Written problem:
Using the material that follows, identify and copy each line with the string "panel".

▬▬▬

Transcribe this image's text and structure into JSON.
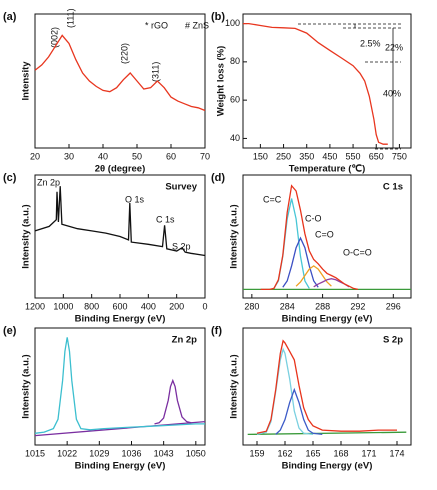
{
  "chart_data": [
    {
      "type": "line",
      "panel": "(a)",
      "x_label": "2θ (degree)",
      "y_label": "Intensity",
      "xlim": [
        20,
        70
      ],
      "xticks": [
        20,
        30,
        40,
        50,
        60,
        70
      ],
      "ylim": [
        0,
        100
      ],
      "annotations": [
        "* rGO",
        "# ZnS",
        "(002)",
        "(111)",
        "(220)",
        "(311)"
      ],
      "series": [
        {
          "color": "#e8361f",
          "x": [
            20,
            22,
            24,
            26,
            28,
            30,
            32,
            34,
            36,
            38,
            40,
            42,
            44,
            46,
            48,
            50,
            52,
            54,
            56,
            58,
            60,
            62,
            64,
            66,
            68,
            70
          ],
          "values": [
            58,
            62,
            68,
            76,
            84,
            78,
            66,
            56,
            50,
            46,
            43,
            42,
            45,
            51,
            56,
            50,
            44,
            45,
            50,
            45,
            38,
            35,
            33,
            31,
            30,
            28
          ]
        }
      ]
    },
    {
      "type": "line",
      "panel": "(b)",
      "x_label": "Temperature (℃)",
      "y_label": "Weight loss (%)",
      "xlim": [
        75,
        800
      ],
      "xticks": [
        150,
        250,
        350,
        450,
        550,
        650,
        750
      ],
      "ylim": [
        35,
        105
      ],
      "yticks": [
        40,
        60,
        80,
        100
      ],
      "annotations": [
        "2.5%",
        "22%",
        "40%"
      ],
      "series": [
        {
          "color": "#e8361f",
          "x": [
            75,
            100,
            150,
            200,
            250,
            300,
            350,
            400,
            450,
            500,
            550,
            580,
            600,
            620,
            640,
            650,
            660,
            680,
            700
          ],
          "values": [
            100,
            100,
            99,
            98,
            97.8,
            97.5,
            95,
            90,
            86,
            82,
            78,
            74,
            70,
            62,
            50,
            42,
            38,
            37,
            37
          ]
        }
      ]
    },
    {
      "type": "line",
      "panel": "(c)",
      "x_label": "Binding Energy (eV)",
      "y_label": "Intensity (a.u.)",
      "label": "Survey",
      "xlim": [
        1200,
        0
      ],
      "xticks": [
        1200,
        1000,
        800,
        600,
        400,
        200,
        0
      ],
      "ylim": [
        0,
        110
      ],
      "annotations": [
        "Zn 2p",
        "O 1s",
        "C 1s",
        "S 2p"
      ],
      "series": [
        {
          "color": "#111111",
          "x": [
            1200,
            1100,
            1050,
            1045,
            1035,
            1022,
            1010,
            900,
            800,
            700,
            600,
            540,
            531,
            520,
            400,
            300,
            285,
            270,
            200,
            162,
            140,
            100,
            0
          ],
          "values": [
            60,
            64,
            70,
            95,
            68,
            100,
            66,
            62,
            60,
            58,
            55,
            52,
            85,
            50,
            48,
            46,
            65,
            44,
            42,
            45,
            41,
            40,
            38
          ]
        }
      ]
    },
    {
      "type": "line",
      "panel": "(d)",
      "x_label": "Binding Energy (eV)",
      "y_label": "Intensity (a.u.)",
      "label": "C 1s",
      "xlim": [
        279,
        298
      ],
      "xticks": [
        280,
        284,
        288,
        292,
        296
      ],
      "ylim": [
        0,
        115
      ],
      "series": [
        {
          "color": "#3a9a3a",
          "x": [
            279,
            298
          ],
          "values": [
            8,
            8
          ]
        },
        {
          "name": "C=C",
          "color": "#48c6d6",
          "x": [
            282.5,
            283,
            283.5,
            284,
            284.5,
            285,
            285.5,
            286,
            286.5
          ],
          "values": [
            9,
            16,
            39,
            74,
            93,
            74,
            39,
            16,
            9
          ]
        },
        {
          "name": "C-O",
          "color": "#3b4fc4",
          "x": [
            283.5,
            284,
            284.5,
            285,
            285.5,
            286,
            286.5,
            287,
            287.5
          ],
          "values": [
            10,
            16,
            30,
            47,
            56,
            47,
            30,
            16,
            10
          ]
        },
        {
          "name": "C=O",
          "color": "#f0a020",
          "x": [
            285,
            285.5,
            286,
            286.5,
            287,
            287.5,
            288,
            288.5,
            289
          ],
          "values": [
            11,
            15,
            21,
            27,
            30,
            27,
            21,
            15,
            11
          ]
        },
        {
          "name": "O-C=O",
          "color": "#9040a0",
          "x": [
            287,
            287.5,
            288,
            288.5,
            289,
            289.5,
            290,
            290.5,
            291
          ],
          "values": [
            10.5,
            13,
            15,
            17,
            18,
            17,
            15,
            13,
            10.5
          ]
        },
        {
          "color": "#e8341c",
          "x": [
            281,
            281.5,
            282,
            282.5,
            283,
            283.5,
            284,
            284.5,
            285,
            285.5,
            286,
            286.5,
            287,
            287.5,
            288,
            288.5,
            289,
            289.5,
            290,
            290.5,
            291,
            291.5,
            292
          ],
          "values": [
            8,
            8,
            8,
            9,
            17,
            40,
            80,
            105,
            100,
            82,
            60,
            44,
            36,
            32,
            27,
            23,
            21,
            19,
            16,
            13,
            11,
            9,
            8
          ]
        }
      ]
    },
    {
      "type": "line",
      "panel": "(e)",
      "x_label": "Binding Energy (eV)",
      "y_label": "Intensity (a.u.)",
      "label": "Zn 2p",
      "xlim": [
        1015,
        1052
      ],
      "xticks": [
        1015,
        1022,
        1029,
        1036,
        1043,
        1050
      ],
      "ylim": [
        0,
        100
      ],
      "series": [
        {
          "color": "#7a2ea0",
          "x": [
            1015,
            1052
          ],
          "values": [
            8,
            20
          ]
        },
        {
          "color": "#3cbfcf",
          "x": [
            1015,
            1017,
            1019,
            1020,
            1021,
            1021.5,
            1022,
            1022.5,
            1023,
            1024,
            1025,
            1027,
            1030,
            1035,
            1040,
            1045,
            1050,
            1052
          ],
          "values": [
            10,
            11,
            14,
            22,
            55,
            80,
            92,
            80,
            55,
            22,
            14,
            13,
            14,
            15,
            16,
            17,
            18,
            18
          ]
        },
        {
          "color": "#7a2ea0",
          "x": [
            1041,
            1042,
            1043,
            1044,
            1044.5,
            1045,
            1045.5,
            1046,
            1047,
            1048,
            1049
          ],
          "values": [
            18,
            19,
            23,
            38,
            50,
            55,
            50,
            38,
            24,
            20,
            19
          ]
        }
      ]
    },
    {
      "type": "line",
      "panel": "(f)",
      "x_label": "Binding Energy (eV)",
      "y_label": "Intensity (a.u.)",
      "label": "S 2p",
      "xlim": [
        157.5,
        175.5
      ],
      "xticks": [
        159,
        162,
        165,
        168,
        171,
        174
      ],
      "ylim": [
        0,
        110
      ],
      "series": [
        {
          "color": "#3a9a3a",
          "x": [
            158,
            175
          ],
          "values": [
            10,
            12
          ]
        },
        {
          "color": "#7ad0e0",
          "x": [
            159,
            160,
            160.5,
            161,
            161.5,
            161.8,
            162,
            162.5,
            163,
            163.5,
            164,
            165
          ],
          "values": [
            10,
            12,
            22,
            50,
            80,
            90,
            86,
            62,
            32,
            16,
            11,
            10
          ]
        },
        {
          "color": "#3c5bc8",
          "x": [
            161,
            161.5,
            162,
            162.5,
            163,
            163.5,
            164,
            164.5,
            165,
            166
          ],
          "values": [
            10,
            14,
            24,
            40,
            52,
            40,
            24,
            14,
            11,
            10
          ]
        },
        {
          "color": "#e8341c",
          "x": [
            159,
            160,
            160.5,
            161,
            161.5,
            161.8,
            162,
            162.5,
            163,
            163.5,
            164,
            164.5,
            165,
            166,
            168,
            170,
            172,
            174
          ],
          "values": [
            11,
            13,
            24,
            52,
            86,
            98,
            96,
            88,
            80,
            56,
            35,
            24,
            18,
            14,
            13,
            13,
            14,
            14
          ]
        }
      ]
    }
  ]
}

▬▬▬

Correct result:
      "panel": "(a)",
      "panel": "(b)",
      "panel": "(c)",
      "panel": "(d)",
      "panel": "(e)",
      "panel": "(f)",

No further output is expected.